**Extracted records**
┌──
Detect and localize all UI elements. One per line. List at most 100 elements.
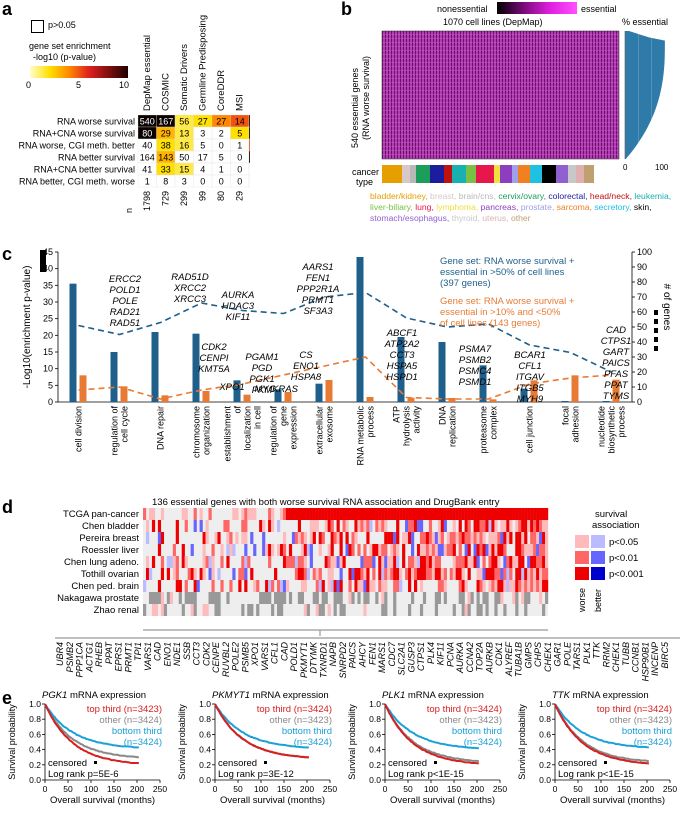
gene-annotation: PPP2R1A [297,284,340,295]
association-cell [473,520,477,532]
association-cell [515,508,519,520]
km-y-tick-label: 0.4 [29,745,41,755]
association-cell [506,580,510,592]
association-cell [342,508,346,520]
cohort-label: Chen lung adeno. [64,557,139,568]
association-cell [419,508,424,520]
association-cell [378,508,382,520]
gene-label: CENPE [211,641,221,673]
cancer-type-bar [382,165,594,183]
gene-label: PLK4 [426,642,436,664]
cancer-type-legend-item: sarcoma, [556,202,595,212]
association-cell [303,508,307,520]
association-cell [542,568,546,580]
scale-bar [40,250,46,272]
association-cell [205,604,209,616]
category-label: nucleotide [597,406,607,447]
association-cell [455,568,459,580]
association-cell [485,568,489,580]
bar-essential-50 [356,257,364,402]
association-cell [363,520,367,532]
association-cell [419,568,424,580]
association-cell [268,520,272,532]
cancer-type-segment [556,165,568,183]
km-x-tick-label: 150 [617,784,631,794]
pct-tick-0: 0 [623,163,628,172]
cancer-type-legend-item: leukemia, [634,191,672,201]
association-cell [431,568,436,580]
km-x-tick-label: 250 [323,784,337,794]
y2-tick-label: 50 [637,322,647,332]
km-bottom-n-label: (n=3424) [124,737,162,748]
association-cell [485,520,489,532]
legend-dash [654,346,658,351]
association-cell [494,520,498,532]
association-cell [324,592,328,604]
association-cell [360,580,364,592]
association-cell [160,592,165,604]
association-cell [419,532,424,544]
association-cell [160,556,165,568]
km-censored-label: censored [218,758,257,769]
association-cell [381,592,385,604]
association-cell [449,568,453,580]
cancer-type-legend: bladder/kidney, breast, brain/cns, cervi… [370,191,680,224]
legend-better-swatch [591,551,605,564]
association-cell [393,556,397,568]
gene-annotation: PSMA7 [459,344,492,355]
association-cell [408,580,412,592]
cancer-type-segment [576,165,584,183]
category-label: RNA metabolic [356,406,366,466]
km-x-tick-label: 50 [403,784,413,794]
bar-essential-10-50 [448,398,456,402]
association-cell [226,532,230,544]
association-cell [205,556,209,568]
heatmap-cell-value: 0 [237,177,242,187]
association-cell [279,580,284,592]
association-cell [357,568,361,580]
association-cell [148,592,153,604]
km-x-tick-label: 100 [84,784,98,794]
km-top-label: top third (n=3423) [87,704,162,715]
association-cell [482,532,486,544]
association-cell [506,520,510,532]
km-censored-label: censored [48,758,87,769]
association-cell [232,508,236,520]
km-curve [44,703,139,765]
association-cell [312,508,316,520]
association-cell [345,508,349,520]
association-cell [181,604,185,616]
association-cell [467,544,471,556]
association-cell [431,544,436,556]
association-cell [217,532,221,544]
cancer-type-legend-item: prostate, [520,202,557,212]
association-cell [363,556,367,568]
association-cell [390,532,394,544]
association-cell [184,556,188,568]
association-cell [318,544,322,556]
association-cell [387,532,391,544]
gene-annotation: RAD51D [171,272,209,283]
gene-label: CCNB1 [631,642,641,673]
association-cell [405,520,409,532]
association-cell [536,556,540,568]
legend-better-swatch [591,567,605,580]
association-cell [259,592,263,604]
association-cell [491,580,495,592]
association-cell [214,532,218,544]
heatmap-cell-value: 41 [142,165,152,175]
association-cell [303,580,307,592]
association-cell [437,532,441,544]
y-tick-label: 30 [43,297,53,307]
gene-annotation: PGK1 [249,374,274,385]
association-cell [277,544,281,556]
heatmap-cell-value: 27 [216,117,226,127]
enrichment-legend-subtitle: -log10 (p-value) [33,52,97,62]
association-cell [363,580,367,592]
km-censored-mark [434,761,437,764]
association-cell [339,556,343,568]
association-cell [452,508,456,520]
gene-annotation: ITGB5 [516,383,544,394]
km-bottom-n-label: (n=3424) [464,737,502,748]
heatmap-cell-value: 1 [219,165,224,175]
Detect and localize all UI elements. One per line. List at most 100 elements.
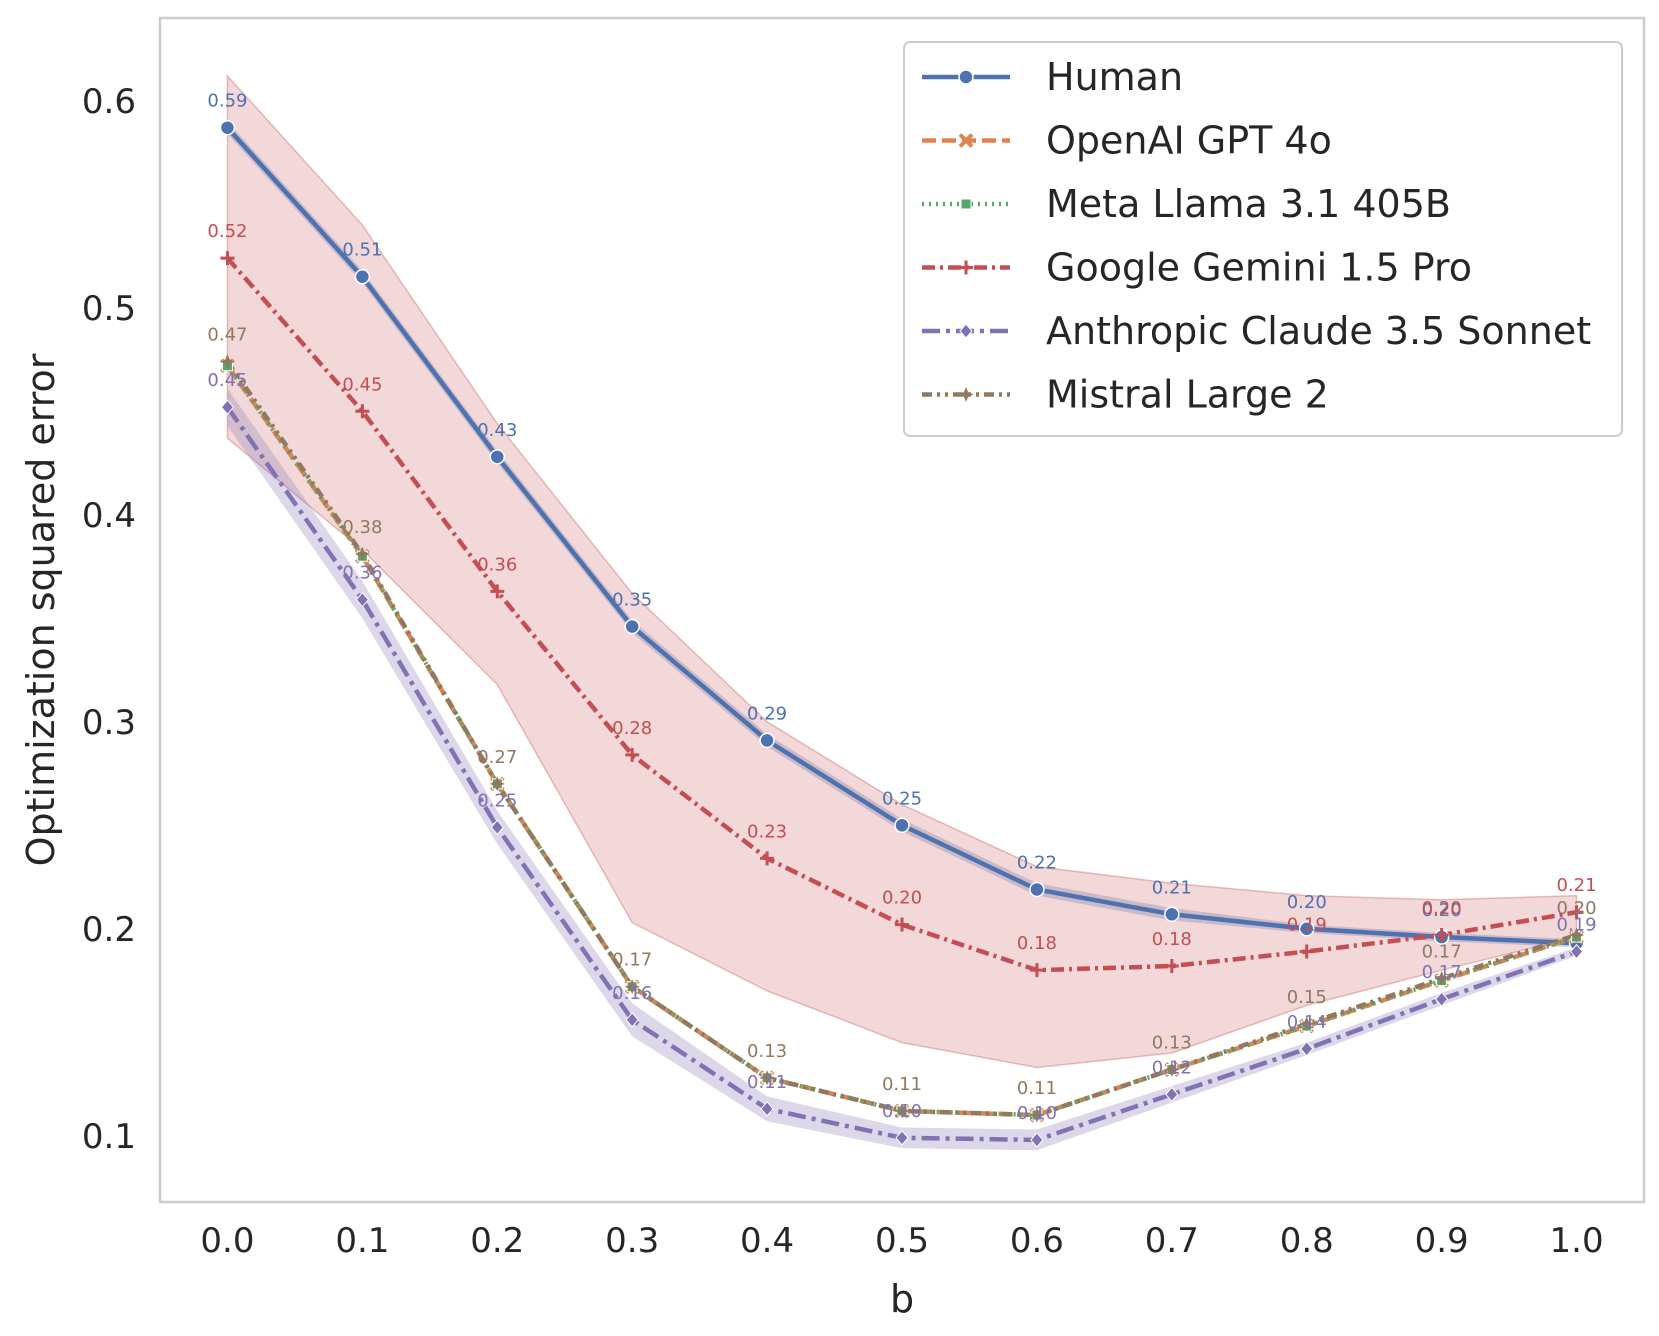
legend-label-3: Google Gemini 1.5 Pro (1046, 246, 1472, 290)
x-tick-label: 0.7 (1145, 1221, 1199, 1261)
x-tick-label: 0.1 (335, 1221, 389, 1261)
series-4-point-10 (1569, 943, 1584, 960)
y-tick-label: 0.2 (82, 910, 136, 950)
series-5-point-2 (489, 776, 505, 792)
legend-marker-1 (958, 133, 974, 148)
series-5-point-7 (1164, 1061, 1180, 1078)
data-label-0-0: 0.59 (207, 91, 247, 112)
legend-marker-5 (958, 386, 974, 403)
series-3-point-6 (1029, 963, 1044, 978)
series-4-point-8 (1300, 1041, 1314, 1057)
data-label-4-6: 0.10 (1017, 1103, 1057, 1124)
series-0-point-2 (489, 449, 506, 465)
data-label-0-2: 0.43 (477, 420, 517, 441)
legend-label-5: Mistral Large 2 (1046, 373, 1329, 417)
y-tick-label: 0.6 (82, 82, 136, 122)
data-label-0-8: 0.20 (1287, 892, 1327, 913)
series-4-point-3 (625, 1012, 639, 1028)
data-label-5-5: 0.11 (882, 1074, 922, 1095)
data-label-0-5: 0.25 (882, 788, 922, 809)
data-label-5-1: 0.38 (342, 517, 382, 538)
series-3-point-4 (760, 851, 775, 866)
data-label-4-5: 0.10 (882, 1101, 922, 1122)
data-label-3-7: 0.18 (1152, 929, 1192, 950)
series-3-point-8 (1299, 944, 1314, 959)
data-label-4-2: 0.25 (477, 790, 517, 811)
data-label-3-1: 0.45 (342, 374, 382, 395)
x-tick-label: 1.0 (1550, 1221, 1604, 1261)
series-4-point-7 (1165, 1086, 1179, 1103)
series-5-point-1 (354, 546, 371, 562)
series-3-point-2 (490, 584, 505, 599)
legend-marker-2 (960, 198, 972, 210)
series-4-point-4 (760, 1101, 774, 1117)
data-label-0-9: 0.20 (1422, 900, 1462, 921)
legend-marker-0 (958, 69, 974, 85)
series-5-point-5 (894, 1103, 910, 1119)
data-labels: 0.590.510.430.350.290.250.220.210.20 0.20… (207, 91, 1596, 1124)
data-label-4-0: 0.45 (207, 370, 247, 391)
data-label-0-3: 0.35 (612, 590, 652, 611)
series-markers (219, 119, 1585, 1148)
data-label-4-4: 0.11 (747, 1072, 787, 1093)
y-axis-label: Optimization squared error (19, 353, 63, 866)
series-4-point-2 (490, 819, 504, 836)
data-label-5-4: 0.13 (747, 1041, 787, 1062)
data-label-4-10: 0.19 (1557, 915, 1597, 936)
series-3-point-0 (220, 251, 235, 266)
data-label-0-4: 0.29 (747, 703, 787, 724)
series-0-point-7 (1164, 906, 1180, 923)
data-label-5-6: 0.11 (1017, 1078, 1057, 1099)
legend-marker-4 (959, 323, 973, 339)
x-tick-label: 0.6 (1010, 1221, 1064, 1261)
series-5-point-6 (1029, 1107, 1045, 1123)
series-0-point-5 (894, 817, 910, 834)
x-tick-label: 0.8 (1280, 1221, 1334, 1261)
x-axis-ticks: 0.0 0.1 0.2 0.3 0.4 0.5 0.6 0.7 0.8 0.9 1.0 (200, 1221, 1603, 1261)
series-0-point-0 (219, 119, 236, 136)
y-tick-label: 0.4 (82, 496, 136, 536)
data-label-5-2: 0.27 (477, 747, 517, 768)
data-label-4-1: 0.36 (342, 563, 382, 584)
data-label-3-2: 0.36 (477, 554, 517, 575)
series-3-point-10 (1569, 905, 1584, 920)
data-label-3-5: 0.20 (882, 888, 922, 909)
x-axis-label: b (890, 1277, 914, 1321)
y-tick-label: 0.5 (82, 289, 136, 329)
data-label-5-8: 0.15 (1287, 987, 1327, 1008)
series-5-point-3 (624, 979, 640, 995)
data-label-4-9: 0.17 (1422, 962, 1462, 983)
legend-label-2: Meta Llama 3.1 405B (1046, 182, 1451, 226)
data-label-5-3: 0.17 (612, 950, 652, 971)
data-label-3-10: 0.21 (1557, 875, 1597, 896)
series-0-point-3 (624, 618, 640, 635)
data-label-3-4: 0.23 (747, 821, 787, 842)
legend-frame (903, 41, 1623, 437)
series-5-point-10 (1568, 927, 1585, 943)
legend-label-1: OpenAI GPT 4o (1046, 119, 1332, 163)
series-5-point-0 (219, 353, 236, 370)
y-axis-ticks: 0.1 0.2 0.3 0.4 0.5 0.6 (82, 82, 136, 1157)
data-label-3-9: 0.20 (1422, 898, 1462, 919)
series-4-point-6 (1030, 1132, 1044, 1148)
data-label-5-0: 0.47 (207, 325, 247, 346)
data-label-0-7: 0.21 (1152, 877, 1192, 898)
data-label-5-10: 0.20 (1557, 898, 1597, 919)
y-tick-label: 0.3 (82, 703, 136, 743)
data-label-5-9: 0.17 (1422, 941, 1462, 962)
data-label-3-0: 0.52 (207, 221, 247, 242)
series-0-point-1 (354, 268, 371, 285)
series-3-point-9 (1434, 927, 1449, 942)
series-5-point-8 (1299, 1016, 1315, 1032)
data-label-0-6: 0.22 (1017, 852, 1057, 873)
series-0-point-8 (1298, 921, 1315, 937)
x-tick-label: 0.3 (605, 1221, 659, 1261)
data-label-4-3: 0.16 (612, 983, 652, 1004)
series-5-point-4 (759, 1070, 775, 1086)
data-label-3-8: 0.19 (1287, 915, 1327, 936)
x-tick-label: 0.9 (1415, 1221, 1469, 1261)
series-0-point-4 (759, 732, 775, 749)
series-5-point-9 (1433, 970, 1450, 987)
data-label-3-3: 0.28 (612, 718, 652, 739)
└──
**Written exercise**
Output the entries above as a JSON list of strings, one string per line and blank lines omitted. Begin at the line that contains "gene-annotation: PPP2R1A [297,284,340,295]" and stop after the line that contains "association-cell [378,508,382,520]".

**Answer below**
[
  "gene-annotation: PPP2R1A [297,284,340,295]",
  "association-cell [473,520,477,532]",
  "association-cell [515,508,519,520]",
  "km-y-tick-label: 0.4 [29,745,41,755]",
  "association-cell [506,580,510,592]",
  "association-cell [342,508,346,520]",
  "cohort-label: Chen lung adeno. [64,557,139,568]",
  "association-cell [419,508,424,520]",
  "association-cell [378,508,382,520]"
]